• _Instructions for the task_
Produce an exact copy of all the data below, dropping every image.
* * * * * * *
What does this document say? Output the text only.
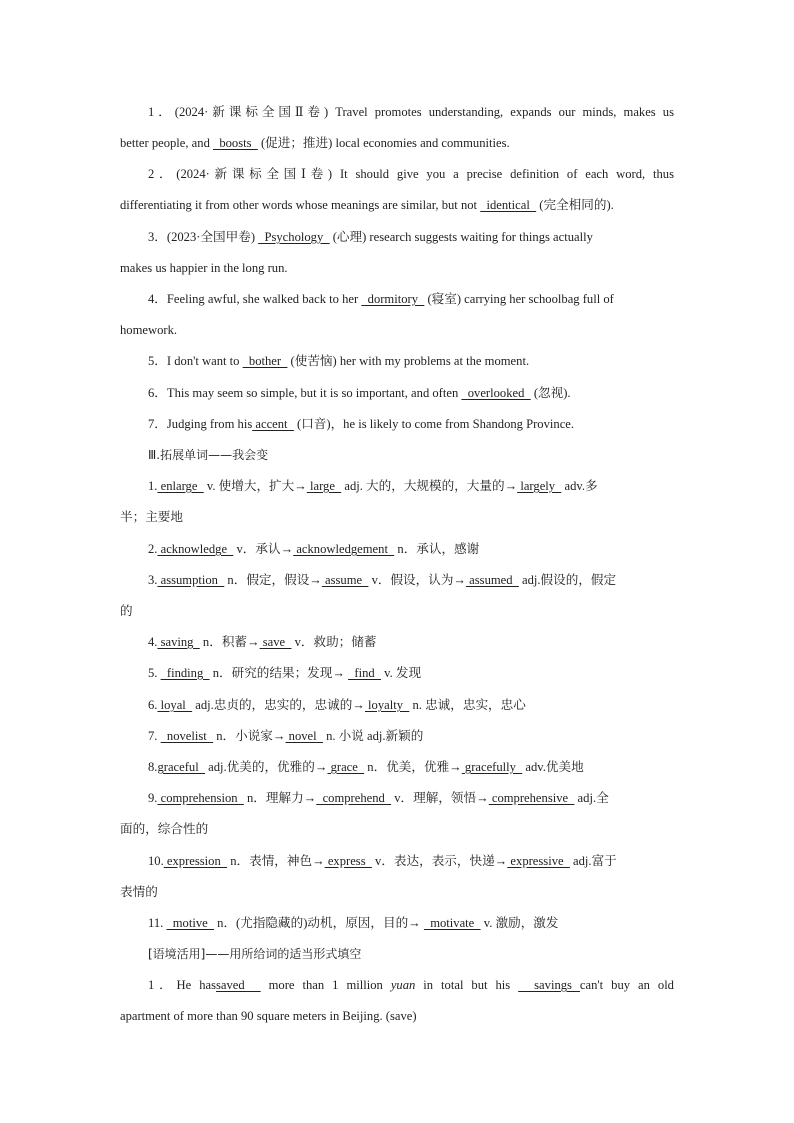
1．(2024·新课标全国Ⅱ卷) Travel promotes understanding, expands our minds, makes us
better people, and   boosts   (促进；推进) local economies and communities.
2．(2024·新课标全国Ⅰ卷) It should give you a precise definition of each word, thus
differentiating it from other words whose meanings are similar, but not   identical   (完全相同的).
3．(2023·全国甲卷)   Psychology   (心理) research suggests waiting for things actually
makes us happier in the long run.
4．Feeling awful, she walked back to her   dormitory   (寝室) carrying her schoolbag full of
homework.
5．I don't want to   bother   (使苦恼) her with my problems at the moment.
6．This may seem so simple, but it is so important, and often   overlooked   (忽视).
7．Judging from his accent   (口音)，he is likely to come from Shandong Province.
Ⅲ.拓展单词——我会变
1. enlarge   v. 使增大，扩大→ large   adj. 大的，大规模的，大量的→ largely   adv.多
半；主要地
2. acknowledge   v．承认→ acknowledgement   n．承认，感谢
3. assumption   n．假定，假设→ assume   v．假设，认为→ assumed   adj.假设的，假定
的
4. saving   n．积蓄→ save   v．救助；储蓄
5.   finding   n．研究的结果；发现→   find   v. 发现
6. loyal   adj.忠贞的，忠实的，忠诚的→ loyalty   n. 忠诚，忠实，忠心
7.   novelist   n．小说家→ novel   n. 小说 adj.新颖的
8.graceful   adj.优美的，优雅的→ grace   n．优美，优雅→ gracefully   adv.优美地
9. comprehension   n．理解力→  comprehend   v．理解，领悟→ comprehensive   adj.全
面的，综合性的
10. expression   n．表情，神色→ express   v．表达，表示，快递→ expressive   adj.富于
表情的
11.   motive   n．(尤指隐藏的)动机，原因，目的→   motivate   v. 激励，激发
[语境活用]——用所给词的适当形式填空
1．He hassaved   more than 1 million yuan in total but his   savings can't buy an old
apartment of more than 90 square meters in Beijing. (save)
* * * * * * *
• _Final result_
What does this document say? Output the text only.
1．(2024·新课标全国Ⅱ卷) Travel promotes understanding, expands our minds, makes us
better people, and   boosts   (促进；推进) local economies and communities.
2．(2024·新课标全国Ⅰ卷) It should give you a precise definition of each word, thus
differentiating it from other words whose meanings are similar, but not   identical   (完全相同的).
3．(2023·全国甲卷)   Psychology   (心理) research suggests waiting for things actually
makes us happier in the long run.
4．Feeling awful, she walked back to her   dormitory   (寝室) carrying her schoolbag full of
homework.
5．I don't want to   bother   (使苦恼) her with my problems at the moment.
6．This may seem so simple, but it is so important, and often   overlooked   (忽视).
7．Judging from his accent   (口音)，he is likely to come from Shandong Province.
Ⅲ.拓展单词——我会变
1. enlarge   v. 使增大，扩大→ large   adj. 大的，大规模的，大量的→ largely   adv.多
半；主要地
2. acknowledge   v．承认→ acknowledgement   n．承认，感谢
3. assumption   n．假定，假设→ assume   v．假设，认为→ assumed   adj.假设的，假定
的
4. saving   n．积蓄→ save   v．救助；储蓄
5.   finding   n．研究的结果；发现→   find   v. 发现
6. loyal   adj.忠贞的，忠实的，忠诚的→ loyalty   n. 忠诚，忠实，忠心
7.   novelist   n．小说家→ novel   n. 小说 adj.新颖的
8.graceful   adj.优美的，优雅的→ grace   n．优美，优雅→ gracefully   adv.优美地
9. comprehension   n．理解力→  comprehend   v．理解，领悟→ comprehensive   adj.全
面的，综合性的
10. expression   n．表情，神色→ express   v．表达，表示，快递→ expressive   adj.富于
表情的
11.   motive   n．(尤指隐藏的)动机，原因，目的→   motivate   v. 激励，激发
[语境活用]——用所给词的适当形式填空
1．He hassaved   more than 1 million yuan in total but his   savings can't buy an old
apartment of more than 90 square meters in Beijing. (save)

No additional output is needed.